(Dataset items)
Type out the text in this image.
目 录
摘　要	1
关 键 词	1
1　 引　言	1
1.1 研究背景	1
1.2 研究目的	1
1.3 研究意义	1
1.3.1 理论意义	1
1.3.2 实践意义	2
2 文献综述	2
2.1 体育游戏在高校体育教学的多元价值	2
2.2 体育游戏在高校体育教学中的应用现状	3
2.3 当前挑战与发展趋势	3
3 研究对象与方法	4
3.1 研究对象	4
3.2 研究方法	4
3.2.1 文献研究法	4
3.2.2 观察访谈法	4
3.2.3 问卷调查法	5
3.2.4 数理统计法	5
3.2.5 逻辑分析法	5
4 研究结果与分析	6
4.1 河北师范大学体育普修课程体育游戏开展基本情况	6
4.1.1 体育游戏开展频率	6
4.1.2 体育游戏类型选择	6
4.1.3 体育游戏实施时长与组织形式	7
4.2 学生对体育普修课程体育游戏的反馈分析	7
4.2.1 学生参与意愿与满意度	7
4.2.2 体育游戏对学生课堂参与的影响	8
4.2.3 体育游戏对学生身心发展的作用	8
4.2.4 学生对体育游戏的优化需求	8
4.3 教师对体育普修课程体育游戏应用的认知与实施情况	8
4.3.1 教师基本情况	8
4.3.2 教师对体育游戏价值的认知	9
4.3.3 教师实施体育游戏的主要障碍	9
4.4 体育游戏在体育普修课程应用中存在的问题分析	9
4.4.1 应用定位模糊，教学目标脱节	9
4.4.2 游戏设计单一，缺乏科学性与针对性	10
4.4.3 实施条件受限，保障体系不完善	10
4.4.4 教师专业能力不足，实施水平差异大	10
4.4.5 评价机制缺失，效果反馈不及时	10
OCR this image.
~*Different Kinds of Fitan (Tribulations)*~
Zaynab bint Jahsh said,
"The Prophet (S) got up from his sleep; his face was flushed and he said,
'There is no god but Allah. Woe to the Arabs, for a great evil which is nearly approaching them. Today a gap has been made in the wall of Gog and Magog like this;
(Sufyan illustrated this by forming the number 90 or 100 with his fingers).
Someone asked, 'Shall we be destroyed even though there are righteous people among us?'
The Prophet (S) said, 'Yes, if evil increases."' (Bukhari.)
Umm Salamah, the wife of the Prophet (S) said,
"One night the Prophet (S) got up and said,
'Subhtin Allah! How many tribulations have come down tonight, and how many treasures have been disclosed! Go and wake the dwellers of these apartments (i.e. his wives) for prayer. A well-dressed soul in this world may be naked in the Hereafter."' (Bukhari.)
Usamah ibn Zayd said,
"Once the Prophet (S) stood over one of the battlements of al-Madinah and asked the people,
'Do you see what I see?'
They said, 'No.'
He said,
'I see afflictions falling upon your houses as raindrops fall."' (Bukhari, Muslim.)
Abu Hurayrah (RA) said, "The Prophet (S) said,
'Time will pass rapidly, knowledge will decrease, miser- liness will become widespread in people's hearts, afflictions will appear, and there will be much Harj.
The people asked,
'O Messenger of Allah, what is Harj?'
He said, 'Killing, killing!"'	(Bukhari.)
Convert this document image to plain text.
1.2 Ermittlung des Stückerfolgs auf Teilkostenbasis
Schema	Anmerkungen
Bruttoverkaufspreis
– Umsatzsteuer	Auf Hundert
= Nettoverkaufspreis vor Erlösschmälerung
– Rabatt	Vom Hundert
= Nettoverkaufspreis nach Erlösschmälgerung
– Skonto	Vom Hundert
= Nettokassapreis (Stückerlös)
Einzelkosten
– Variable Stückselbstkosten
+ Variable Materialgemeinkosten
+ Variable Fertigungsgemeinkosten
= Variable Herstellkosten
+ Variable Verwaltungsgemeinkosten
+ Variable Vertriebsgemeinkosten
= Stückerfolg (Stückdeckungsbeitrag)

**EXERCISE DESCRIPTION**
Restate the data above word for word.

**RESPONSE FOR THIS EXERCISE**
Type out the text in this image.
目 录
摘　要	1
关 键 词	1
1　 引　言	1
1.1 研究背景	1
1.2 研究目的	1
1.3 研究意义	1
1.3.1 理论意义	1
1.3.2 实践意义	2
2 文献综述	2
2.1 体育游戏在高校体育教学的多元价值	2
2.2 体育游戏在高校体育教学中的应用现状	3
2.3 当前挑战与发展趋势	3
3 研究对象与方法	4
3.1 研究对象	4
3.2 研究方法	4
3.2.1 文献研究法	4
3.2.2 观察访谈法	4
3.2.3 问卷调查法	5
3.2.4 数理统计法	5
3.2.5 逻辑分析法	5
4 研究结果与分析	6
4.1 河北师范大学体育普修课程体育游戏开展基本情况	6
4.1.1 体育游戏开展频率	6
4.1.2 体育游戏类型选择	6
4.1.3 体育游戏实施时长与组织形式	7
4.2 学生对体育普修课程体育游戏的反馈分析	7
4.2.1 学生参与意愿与满意度	7
4.2.2 体育游戏对学生课堂参与的影响	8
4.2.3 体育游戏对学生身心发展的作用	8
4.2.4 学生对体育游戏的优化需求	8
4.3 教师对体育普修课程体育游戏应用的认知与实施情况	8
4.3.1 教师基本情况	8
4.3.2 教师对体育游戏价值的认知	9
4.3.3 教师实施体育游戏的主要障碍	9
4.4 体育游戏在体育普修课程应用中存在的问题分析	9
4.4.1 应用定位模糊，教学目标脱节	9
4.4.2 游戏设计单一，缺乏科学性与针对性	10
4.4.3 实施条件受限，保障体系不完善	10
4.4.4 教师专业能力不足，实施水平差异大	10
4.4.5 评价机制缺失，效果反馈不及时	10
OCR this image.
~*Different Kinds of Fitan (Tribulations)*~
Zaynab bint Jahsh said,
"The Prophet (S) got up from his sleep; his face was flushed and he said,
'There is no god but Allah. Woe to the Arabs, for a great evil which is nearly approaching them. Today a gap has been made in the wall of Gog and Magog like this;
(Sufyan illustrated this by forming the number 90 or 100 with his fingers).
Someone asked, 'Shall we be destroyed even though there are righteous people among us?'
The Prophet (S) said, 'Yes, if evil increases."' (Bukhari.)
Umm Salamah, the wife of the Prophet (S) said,
"One night the Prophet (S) got up and said,
'Subhtin Allah! How many tribulations have come down tonight, and how many treasures have been disclosed! Go and wake the dwellers of these apartments (i.e. his wives) for prayer. A well-dressed soul in this world may be naked in the Hereafter."' (Bukhari.)
Usamah ibn Zayd said,
"Once the Prophet (S) stood over one of the battlements of al-Madinah and asked the people,
'Do you see what I see?'
They said, 'No.'
He said,
'I see afflictions falling upon your houses as raindrops fall."' (Bukhari, Muslim.)
Abu Hurayrah (RA) said, "The Prophet (S) said,
'Time will pass rapidly, knowledge will decrease, miser- liness will become widespread in people's hearts, afflictions will appear, and there will be much Harj.
The people asked,
'O Messenger of Allah, what is Harj?'
He said, 'Killing, killing!"'	(Bukhari.)
Convert this document image to plain text.
1.2 Ermittlung des Stückerfolgs auf Teilkostenbasis
Schema	Anmerkungen
Bruttoverkaufspreis
– Umsatzsteuer	Auf Hundert
= Nettoverkaufspreis vor Erlösschmälerung
– Rabatt	Vom Hundert
= Nettoverkaufspreis nach Erlösschmälgerung
– Skonto	Vom Hundert
= Nettokassapreis (Stückerlös)
Einzelkosten
– Variable Stückselbstkosten
+ Variable Materialgemeinkosten
+ Variable Fertigungsgemeinkosten
= Variable Herstellkosten
+ Variable Verwaltungsgemeinkosten
+ Variable Vertriebsgemeinkosten
= Stückerfolg (Stückdeckungsbeitrag)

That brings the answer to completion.